<<<<

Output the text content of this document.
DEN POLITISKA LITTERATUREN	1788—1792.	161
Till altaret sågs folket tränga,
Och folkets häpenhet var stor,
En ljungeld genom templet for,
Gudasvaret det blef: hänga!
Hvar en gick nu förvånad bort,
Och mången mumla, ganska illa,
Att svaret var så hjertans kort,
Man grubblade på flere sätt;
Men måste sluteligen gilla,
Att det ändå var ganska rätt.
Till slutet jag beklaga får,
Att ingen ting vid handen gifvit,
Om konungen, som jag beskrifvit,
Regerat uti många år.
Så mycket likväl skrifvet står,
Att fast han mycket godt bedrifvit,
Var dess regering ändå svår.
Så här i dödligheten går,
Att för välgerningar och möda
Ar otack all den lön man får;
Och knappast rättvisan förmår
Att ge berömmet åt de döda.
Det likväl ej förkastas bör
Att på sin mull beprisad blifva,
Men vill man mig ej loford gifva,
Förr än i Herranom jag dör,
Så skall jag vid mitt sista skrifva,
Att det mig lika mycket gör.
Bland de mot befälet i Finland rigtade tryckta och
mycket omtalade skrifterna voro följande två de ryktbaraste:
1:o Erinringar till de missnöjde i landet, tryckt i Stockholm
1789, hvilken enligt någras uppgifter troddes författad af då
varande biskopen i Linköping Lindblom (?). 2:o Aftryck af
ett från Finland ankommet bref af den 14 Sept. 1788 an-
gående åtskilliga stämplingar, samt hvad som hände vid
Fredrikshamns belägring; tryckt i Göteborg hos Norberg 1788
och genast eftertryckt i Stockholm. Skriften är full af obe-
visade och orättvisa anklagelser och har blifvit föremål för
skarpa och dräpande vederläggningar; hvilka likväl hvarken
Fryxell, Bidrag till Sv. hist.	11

>>>>

→ **EXERCISE GOAL**: Please copy every line of the material that contains the word "mycket".

→ **TASK ANSWER**:
Så mycket likväl skrifvet står,
Att fast han mycket godt bedrifvit,
Att det mig lika mycket gör.
mycket omtalade skrifterna voro följande två de ryktbaraste:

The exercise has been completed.